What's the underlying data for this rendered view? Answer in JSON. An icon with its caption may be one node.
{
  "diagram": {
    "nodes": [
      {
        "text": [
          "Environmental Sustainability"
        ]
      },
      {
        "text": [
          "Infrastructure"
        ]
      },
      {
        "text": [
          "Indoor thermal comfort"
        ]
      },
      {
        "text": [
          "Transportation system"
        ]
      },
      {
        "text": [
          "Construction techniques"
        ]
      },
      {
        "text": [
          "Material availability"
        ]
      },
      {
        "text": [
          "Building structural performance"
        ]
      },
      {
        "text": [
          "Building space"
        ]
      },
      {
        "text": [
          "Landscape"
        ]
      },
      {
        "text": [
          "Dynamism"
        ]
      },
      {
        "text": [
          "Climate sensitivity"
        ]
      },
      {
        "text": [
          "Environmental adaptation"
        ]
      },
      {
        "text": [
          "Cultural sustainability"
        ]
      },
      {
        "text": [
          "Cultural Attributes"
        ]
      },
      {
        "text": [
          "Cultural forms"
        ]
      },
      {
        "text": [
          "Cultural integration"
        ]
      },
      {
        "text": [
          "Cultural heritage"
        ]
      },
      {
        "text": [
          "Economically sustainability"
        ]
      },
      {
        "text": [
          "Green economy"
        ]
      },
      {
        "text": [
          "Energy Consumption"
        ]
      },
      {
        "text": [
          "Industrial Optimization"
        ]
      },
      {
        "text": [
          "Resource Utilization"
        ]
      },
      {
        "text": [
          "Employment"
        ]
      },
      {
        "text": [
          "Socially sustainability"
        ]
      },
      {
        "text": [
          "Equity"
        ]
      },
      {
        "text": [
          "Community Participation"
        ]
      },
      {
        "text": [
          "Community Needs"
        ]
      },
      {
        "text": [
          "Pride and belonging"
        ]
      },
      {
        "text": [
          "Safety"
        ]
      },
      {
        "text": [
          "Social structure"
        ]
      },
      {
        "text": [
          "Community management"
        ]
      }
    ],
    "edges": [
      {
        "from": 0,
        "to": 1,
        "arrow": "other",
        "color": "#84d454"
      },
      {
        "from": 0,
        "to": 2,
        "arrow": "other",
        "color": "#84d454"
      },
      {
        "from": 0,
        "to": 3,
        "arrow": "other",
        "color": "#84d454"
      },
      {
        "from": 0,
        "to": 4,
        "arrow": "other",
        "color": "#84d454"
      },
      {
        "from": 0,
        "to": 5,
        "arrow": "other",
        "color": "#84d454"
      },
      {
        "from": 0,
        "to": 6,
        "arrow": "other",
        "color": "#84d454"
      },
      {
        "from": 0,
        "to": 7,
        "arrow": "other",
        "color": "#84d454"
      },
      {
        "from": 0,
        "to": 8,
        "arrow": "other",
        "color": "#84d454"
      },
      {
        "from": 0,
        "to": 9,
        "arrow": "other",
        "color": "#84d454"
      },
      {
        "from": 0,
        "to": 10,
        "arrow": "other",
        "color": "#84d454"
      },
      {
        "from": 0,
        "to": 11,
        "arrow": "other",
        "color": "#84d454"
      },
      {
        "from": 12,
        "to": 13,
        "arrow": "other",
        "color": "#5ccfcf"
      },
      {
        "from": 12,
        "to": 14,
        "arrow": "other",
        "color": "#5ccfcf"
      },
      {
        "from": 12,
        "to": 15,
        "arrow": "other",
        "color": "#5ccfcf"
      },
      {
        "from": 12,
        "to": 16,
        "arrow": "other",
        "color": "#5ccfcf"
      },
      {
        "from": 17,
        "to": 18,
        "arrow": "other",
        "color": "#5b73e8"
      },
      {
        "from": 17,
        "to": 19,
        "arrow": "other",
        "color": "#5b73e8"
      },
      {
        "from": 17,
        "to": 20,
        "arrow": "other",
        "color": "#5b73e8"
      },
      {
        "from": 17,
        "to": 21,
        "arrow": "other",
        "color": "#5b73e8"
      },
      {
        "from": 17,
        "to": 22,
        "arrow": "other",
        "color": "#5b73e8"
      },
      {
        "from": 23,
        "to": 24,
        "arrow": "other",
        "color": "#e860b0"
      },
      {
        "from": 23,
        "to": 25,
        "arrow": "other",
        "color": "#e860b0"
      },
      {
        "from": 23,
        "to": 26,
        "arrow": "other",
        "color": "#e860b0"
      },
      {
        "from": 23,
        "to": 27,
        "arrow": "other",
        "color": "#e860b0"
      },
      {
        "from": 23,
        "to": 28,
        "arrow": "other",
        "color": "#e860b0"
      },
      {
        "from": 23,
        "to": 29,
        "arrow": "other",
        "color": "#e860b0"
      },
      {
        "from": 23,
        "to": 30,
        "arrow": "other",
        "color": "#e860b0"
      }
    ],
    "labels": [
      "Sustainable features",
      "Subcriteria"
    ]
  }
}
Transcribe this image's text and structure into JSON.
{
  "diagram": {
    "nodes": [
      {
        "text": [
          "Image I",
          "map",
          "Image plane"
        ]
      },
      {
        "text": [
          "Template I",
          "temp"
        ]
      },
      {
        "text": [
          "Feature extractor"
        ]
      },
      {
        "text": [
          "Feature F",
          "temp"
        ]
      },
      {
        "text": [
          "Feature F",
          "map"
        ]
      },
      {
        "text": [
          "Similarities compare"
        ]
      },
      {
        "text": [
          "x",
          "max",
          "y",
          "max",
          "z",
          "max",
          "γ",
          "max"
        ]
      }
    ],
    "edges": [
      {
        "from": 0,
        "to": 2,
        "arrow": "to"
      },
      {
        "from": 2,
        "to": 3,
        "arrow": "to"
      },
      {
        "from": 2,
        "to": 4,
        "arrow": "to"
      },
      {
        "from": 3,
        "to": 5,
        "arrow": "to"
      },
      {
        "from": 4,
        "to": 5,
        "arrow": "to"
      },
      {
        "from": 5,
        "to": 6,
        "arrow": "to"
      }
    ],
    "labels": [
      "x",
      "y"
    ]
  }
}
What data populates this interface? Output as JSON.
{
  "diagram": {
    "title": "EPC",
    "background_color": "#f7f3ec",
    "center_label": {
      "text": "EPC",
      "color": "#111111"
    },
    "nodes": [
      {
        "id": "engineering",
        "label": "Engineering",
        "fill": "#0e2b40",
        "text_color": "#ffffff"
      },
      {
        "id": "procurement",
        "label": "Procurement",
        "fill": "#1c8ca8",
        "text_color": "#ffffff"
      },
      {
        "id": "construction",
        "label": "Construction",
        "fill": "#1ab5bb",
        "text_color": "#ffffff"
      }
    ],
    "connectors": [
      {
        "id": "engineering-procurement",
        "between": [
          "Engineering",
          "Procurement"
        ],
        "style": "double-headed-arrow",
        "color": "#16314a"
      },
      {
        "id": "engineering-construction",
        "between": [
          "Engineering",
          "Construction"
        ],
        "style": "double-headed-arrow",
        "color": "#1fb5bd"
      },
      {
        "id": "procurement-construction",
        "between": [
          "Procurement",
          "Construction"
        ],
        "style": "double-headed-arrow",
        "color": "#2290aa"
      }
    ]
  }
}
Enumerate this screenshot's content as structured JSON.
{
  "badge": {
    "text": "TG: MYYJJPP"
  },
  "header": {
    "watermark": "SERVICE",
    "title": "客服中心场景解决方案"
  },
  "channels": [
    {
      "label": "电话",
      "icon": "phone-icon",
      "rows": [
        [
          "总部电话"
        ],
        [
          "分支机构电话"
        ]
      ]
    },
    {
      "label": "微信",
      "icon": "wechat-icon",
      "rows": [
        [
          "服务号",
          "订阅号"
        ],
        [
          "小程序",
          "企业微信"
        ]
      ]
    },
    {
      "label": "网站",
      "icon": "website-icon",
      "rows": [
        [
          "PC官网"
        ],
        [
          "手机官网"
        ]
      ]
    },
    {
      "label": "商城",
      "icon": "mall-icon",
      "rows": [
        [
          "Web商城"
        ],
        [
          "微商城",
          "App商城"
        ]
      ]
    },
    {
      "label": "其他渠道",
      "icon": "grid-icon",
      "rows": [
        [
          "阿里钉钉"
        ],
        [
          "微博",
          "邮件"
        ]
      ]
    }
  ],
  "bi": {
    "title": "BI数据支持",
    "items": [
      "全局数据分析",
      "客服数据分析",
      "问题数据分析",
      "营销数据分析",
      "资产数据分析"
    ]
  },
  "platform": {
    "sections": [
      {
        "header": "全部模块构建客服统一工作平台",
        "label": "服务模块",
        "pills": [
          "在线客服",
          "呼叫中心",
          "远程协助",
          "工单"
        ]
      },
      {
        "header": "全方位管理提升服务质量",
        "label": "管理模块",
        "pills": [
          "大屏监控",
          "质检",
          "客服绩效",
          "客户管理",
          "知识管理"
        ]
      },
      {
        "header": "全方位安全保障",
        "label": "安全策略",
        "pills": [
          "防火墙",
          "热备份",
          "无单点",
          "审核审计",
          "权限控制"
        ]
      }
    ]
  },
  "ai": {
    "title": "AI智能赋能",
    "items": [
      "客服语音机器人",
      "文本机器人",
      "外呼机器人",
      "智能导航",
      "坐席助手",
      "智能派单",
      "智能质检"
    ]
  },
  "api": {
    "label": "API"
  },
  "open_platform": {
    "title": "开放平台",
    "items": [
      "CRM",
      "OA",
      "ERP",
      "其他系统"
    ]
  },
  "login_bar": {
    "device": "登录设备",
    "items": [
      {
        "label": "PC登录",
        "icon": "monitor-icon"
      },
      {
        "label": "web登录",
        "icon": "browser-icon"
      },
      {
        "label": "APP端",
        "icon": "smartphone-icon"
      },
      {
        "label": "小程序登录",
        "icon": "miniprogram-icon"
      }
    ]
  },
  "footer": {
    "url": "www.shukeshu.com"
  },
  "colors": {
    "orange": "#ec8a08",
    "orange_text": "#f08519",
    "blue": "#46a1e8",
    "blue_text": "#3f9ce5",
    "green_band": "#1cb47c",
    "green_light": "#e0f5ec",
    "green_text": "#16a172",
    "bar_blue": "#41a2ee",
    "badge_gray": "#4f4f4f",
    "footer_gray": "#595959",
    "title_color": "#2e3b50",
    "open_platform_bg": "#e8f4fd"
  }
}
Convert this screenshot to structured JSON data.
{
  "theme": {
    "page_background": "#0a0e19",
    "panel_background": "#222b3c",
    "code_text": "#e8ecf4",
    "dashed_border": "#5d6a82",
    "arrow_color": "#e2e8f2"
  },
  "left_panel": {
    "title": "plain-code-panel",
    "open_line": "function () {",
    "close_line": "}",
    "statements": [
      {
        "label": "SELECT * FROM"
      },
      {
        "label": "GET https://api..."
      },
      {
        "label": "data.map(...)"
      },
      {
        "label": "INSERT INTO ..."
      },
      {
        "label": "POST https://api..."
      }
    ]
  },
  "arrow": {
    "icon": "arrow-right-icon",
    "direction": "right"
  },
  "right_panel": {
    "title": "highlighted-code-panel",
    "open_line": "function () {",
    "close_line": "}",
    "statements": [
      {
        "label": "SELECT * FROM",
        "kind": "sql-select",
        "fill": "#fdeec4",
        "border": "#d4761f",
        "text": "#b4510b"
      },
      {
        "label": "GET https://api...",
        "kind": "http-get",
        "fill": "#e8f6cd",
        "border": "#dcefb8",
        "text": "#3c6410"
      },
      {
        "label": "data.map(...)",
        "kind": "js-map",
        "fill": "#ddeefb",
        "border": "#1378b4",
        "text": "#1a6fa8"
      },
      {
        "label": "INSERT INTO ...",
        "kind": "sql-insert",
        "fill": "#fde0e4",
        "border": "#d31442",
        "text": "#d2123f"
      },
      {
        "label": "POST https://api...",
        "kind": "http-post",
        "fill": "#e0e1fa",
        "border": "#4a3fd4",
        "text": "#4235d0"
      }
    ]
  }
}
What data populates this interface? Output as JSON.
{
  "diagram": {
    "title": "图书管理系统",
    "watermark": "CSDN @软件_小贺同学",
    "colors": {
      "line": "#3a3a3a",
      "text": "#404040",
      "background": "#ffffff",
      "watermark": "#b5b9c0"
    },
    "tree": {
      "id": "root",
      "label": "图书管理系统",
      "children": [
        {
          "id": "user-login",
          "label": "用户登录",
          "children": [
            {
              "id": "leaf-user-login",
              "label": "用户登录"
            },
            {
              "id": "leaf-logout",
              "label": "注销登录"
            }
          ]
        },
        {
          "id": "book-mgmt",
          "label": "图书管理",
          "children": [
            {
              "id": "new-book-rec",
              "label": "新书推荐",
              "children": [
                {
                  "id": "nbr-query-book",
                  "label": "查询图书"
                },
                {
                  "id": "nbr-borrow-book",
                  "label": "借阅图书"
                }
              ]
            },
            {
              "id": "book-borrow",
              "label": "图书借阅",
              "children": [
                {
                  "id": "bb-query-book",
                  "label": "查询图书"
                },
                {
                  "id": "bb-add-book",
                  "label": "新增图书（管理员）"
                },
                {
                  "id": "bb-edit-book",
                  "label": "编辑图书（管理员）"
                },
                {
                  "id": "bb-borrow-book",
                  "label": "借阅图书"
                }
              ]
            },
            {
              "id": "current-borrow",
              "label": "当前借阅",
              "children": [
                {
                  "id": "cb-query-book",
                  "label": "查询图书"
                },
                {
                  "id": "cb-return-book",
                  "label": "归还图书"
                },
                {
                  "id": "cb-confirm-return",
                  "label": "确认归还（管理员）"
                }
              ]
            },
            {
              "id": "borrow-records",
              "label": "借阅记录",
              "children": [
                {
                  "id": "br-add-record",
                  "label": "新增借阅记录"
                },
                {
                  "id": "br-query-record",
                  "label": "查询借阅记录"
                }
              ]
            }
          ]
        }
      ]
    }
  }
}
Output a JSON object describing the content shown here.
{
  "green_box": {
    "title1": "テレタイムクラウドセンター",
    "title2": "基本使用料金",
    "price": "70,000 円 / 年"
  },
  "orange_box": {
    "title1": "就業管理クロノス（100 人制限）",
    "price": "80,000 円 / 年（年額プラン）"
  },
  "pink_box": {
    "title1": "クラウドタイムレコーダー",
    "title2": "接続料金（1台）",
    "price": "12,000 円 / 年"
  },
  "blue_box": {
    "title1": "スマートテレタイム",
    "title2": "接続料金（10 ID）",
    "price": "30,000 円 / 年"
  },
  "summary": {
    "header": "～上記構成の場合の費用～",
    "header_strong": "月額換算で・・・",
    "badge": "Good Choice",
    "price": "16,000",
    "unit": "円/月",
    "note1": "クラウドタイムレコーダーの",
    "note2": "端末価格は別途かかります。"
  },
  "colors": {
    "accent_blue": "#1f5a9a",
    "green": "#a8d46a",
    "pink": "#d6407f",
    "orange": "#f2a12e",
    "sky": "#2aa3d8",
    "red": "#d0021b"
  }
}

------------------------------------------------

Directions: Copy every line of the listing where the word "structured" appears.

Answer to the problem:
Enumerate this screenshot's content as structured JSON.
Convert this screenshot to structured JSON data.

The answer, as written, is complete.